Write the data out again exactly, dropping any images it holds.
-- Start of TASK INPUTS --
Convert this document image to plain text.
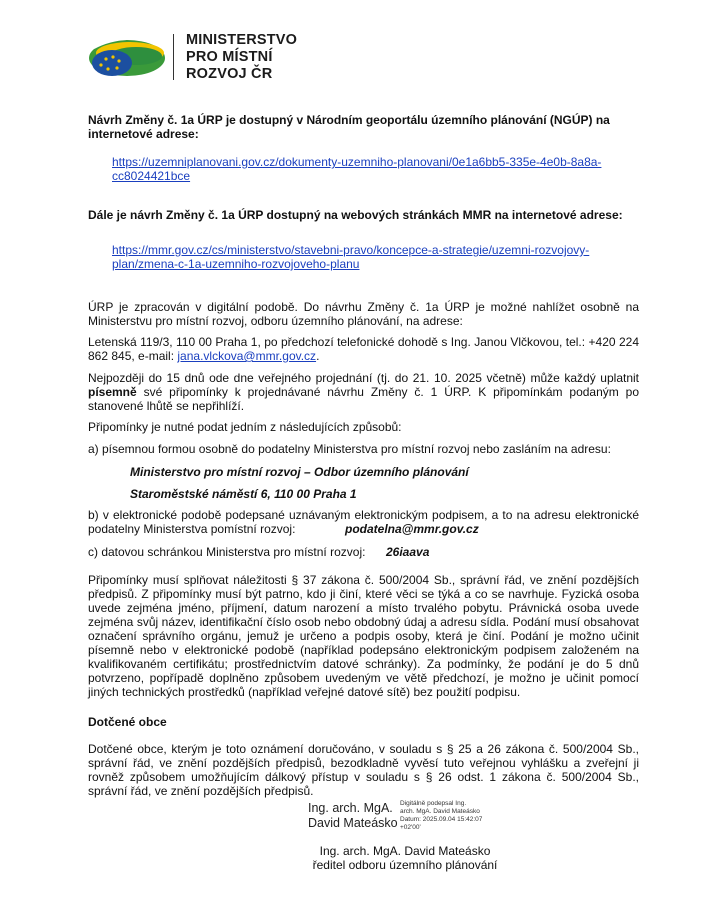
MINISTERSTVO
PRO MÍSTNÍ
ROZVOJ ČR
Návrh Změny č. 1a ÚRP je dostupný v Národním geoportálu územního plánování (NGÚP) na internetové adrese:
https://uzemniplanovani.gov.cz/dokumenty-uzemniho-planovani/0e1a6bb5-335e-4e0b-8a8a-
cc8024421bce
Dále je návrh Změny č. 1a ÚRP dostupný na webových stránkách MMR na internetové adrese:
https://mmr.gov.cz/cs/ministerstvo/stavebni-pravo/koncepce-a-strategie/uzemni-rozvojovy-
plan/zmena-c-1a-uzemniho-rozvojoveho-planu
ÚRP je zpracován v digitální podobě. Do návrhu Změny č. 1a ÚRP je možné nahlížet osobně na Ministerstvu pro místní rozvoj, odboru územního plánování, na adrese:
Letenská 119/3, 110 00 Praha 1, po předchozí telefonické dohodě s Ing. Janou Vlčkovou, tel.: +420 224 862 845, e-mail: jana.vlckova@mmr.gov.cz.
Nejpozději do 15 dnů ode dne veřejného projednání (tj. do 21. 10. 2025 včetně) může každý uplatnit písemně své připomínky k projednávané návrhu Změny č. 1 ÚRP. K připomínkám podaným po stanovené lhůtě se nepřihlíží.
Připomínky je nutné podat jedním z následujících způsobů:
a) písemnou formou osobně do podatelny Ministerstva pro místní rozvoj nebo zasláním na adresu:
Ministerstvo pro místní rozvoj – Odbor územního plánování
Staroměstské náměstí 6, 110 00 Praha 1
b) v elektronické podobě podepsané uznávaným elektronickým podpisem, a to na adresu elektronické podatelny Ministerstva pomístní rozvoj:	podatelna@mmr.gov.cz
c) datovou schránkou Ministerstva pro místní rozvoj: 26iaava
Připomínky musí splňovat náležitosti § 37 zákona č. 500/2004 Sb., správní řád, ve znění pozdějších předpisů. Z připomínky musí být patrno, kdo ji činí, které věci se týká a co se navrhuje. Fyzická osoba uvede zejména jméno, příjmení, datum narození a místo trvalého pobytu. Právnická osoba uvede zejména svůj název, identifikační číslo osob nebo obdobný údaj a adresu sídla. Podání musí obsahovat označení správního orgánu, jemuž je určeno a podpis osoby, která je činí. Podání je možno učinit písemně nebo v elektronické podobě (například podepsáno elektronickým podpisem založeném na kvalifikovaném certifikátu; prostřednictvím datové schránky). Za podmínky, že podání je do 5 dnů potvrzeno, popřípadě doplněno způsobem uvedeným ve větě předchozí, je možno je učinit pomocí jiných technických prostředků (například veřejné datové sítě) bez použití podpisu.
Dotčené obce
Dotčené obce, kterým je toto oznámení doručováno, v souladu s § 25 a 26 zákona č. 500/2004 Sb., správní řád, ve znění pozdějších předpisů, bezodkladně vyvěsí tuto veřejnou vyhlášku a zveřejní ji rovněž způsobem umožňujícím dálkový přístup v souladu s § 26 odst. 1 zákona č. 500/2004 Sb., správní řád, ve znění pozdějších předpisů.
Ing. arch. MgA.
David Mateásko
Digitálně podepsal Ing.
arch. MgA. David Mateásko
Datum: 2025.09.04 15:42:07
+02'00'
Ing. arch. MgA. David Mateásko
ředitel odboru územního plánování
-- End of TASK INPUTS --
_REPLY_.
Convert this document image to plain text.
MINISTERSTVO
PRO MÍSTNÍ
ROZVOJ ČR
Návrh Změny č. 1a ÚRP je dostupný v Národním geoportálu územního plánování (NGÚP) na internetové adrese:
https://uzemniplanovani.gov.cz/dokumenty-uzemniho-planovani/0e1a6bb5-335e-4e0b-8a8a-
cc8024421bce
Dále je návrh Změny č. 1a ÚRP dostupný na webových stránkách MMR na internetové adrese:
https://mmr.gov.cz/cs/ministerstvo/stavebni-pravo/koncepce-a-strategie/uzemni-rozvojovy-
plan/zmena-c-1a-uzemniho-rozvojoveho-planu
ÚRP je zpracován v digitální podobě. Do návrhu Změny č. 1a ÚRP je možné nahlížet osobně na Ministerstvu pro místní rozvoj, odboru územního plánování, na adrese:
Letenská 119/3, 110 00 Praha 1, po předchozí telefonické dohodě s Ing. Janou Vlčkovou, tel.: +420 224 862 845, e-mail: jana.vlckova@mmr.gov.cz.
Nejpozději do 15 dnů ode dne veřejného projednání (tj. do 21. 10. 2025 včetně) může každý uplatnit písemně své připomínky k projednávané návrhu Změny č. 1 ÚRP. K připomínkám podaným po stanovené lhůtě se nepřihlíží.
Připomínky je nutné podat jedním z následujících způsobů:
a) písemnou formou osobně do podatelny Ministerstva pro místní rozvoj nebo zasláním na adresu:
Ministerstvo pro místní rozvoj – Odbor územního plánování
Staroměstské náměstí 6, 110 00 Praha 1
b) v elektronické podobě podepsané uznávaným elektronickým podpisem, a to na adresu elektronické podatelny Ministerstva pomístní rozvoj:	podatelna@mmr.gov.cz
c) datovou schránkou Ministerstva pro místní rozvoj: 26iaava
Připomínky musí splňovat náležitosti § 37 zákona č. 500/2004 Sb., správní řád, ve znění pozdějších předpisů. Z připomínky musí být patrno, kdo ji činí, které věci se týká a co se navrhuje. Fyzická osoba uvede zejména jméno, příjmení, datum narození a místo trvalého pobytu. Právnická osoba uvede zejména svůj název, identifikační číslo osob nebo obdobný údaj a adresu sídla. Podání musí obsahovat označení správního orgánu, jemuž je určeno a podpis osoby, která je činí. Podání je možno učinit písemně nebo v elektronické podobě (například podepsáno elektronickým podpisem založeném na kvalifikovaném certifikátu; prostřednictvím datové schránky). Za podmínky, že podání je do 5 dnů potvrzeno, popřípadě doplněno způsobem uvedeným ve větě předchozí, je možno je učinit pomocí jiných technických prostředků (například veřejné datové sítě) bez použití podpisu.
Dotčené obce
Dotčené obce, kterým je toto oznámení doručováno, v souladu s § 25 a 26 zákona č. 500/2004 Sb., správní řád, ve znění pozdějších předpisů, bezodkladně vyvěsí tuto veřejnou vyhlášku a zveřejní ji rovněž způsobem umožňujícím dálkový přístup v souladu s § 26 odst. 1 zákona č. 500/2004 Sb., správní řád, ve znění pozdějších předpisů.
Ing. arch. MgA.
David Mateásko
Digitálně podepsal Ing.
arch. MgA. David Mateásko
Datum: 2025.09.04 15:42:07
+02'00'
Ing. arch. MgA. David Mateásko
ředitel odboru územního plánování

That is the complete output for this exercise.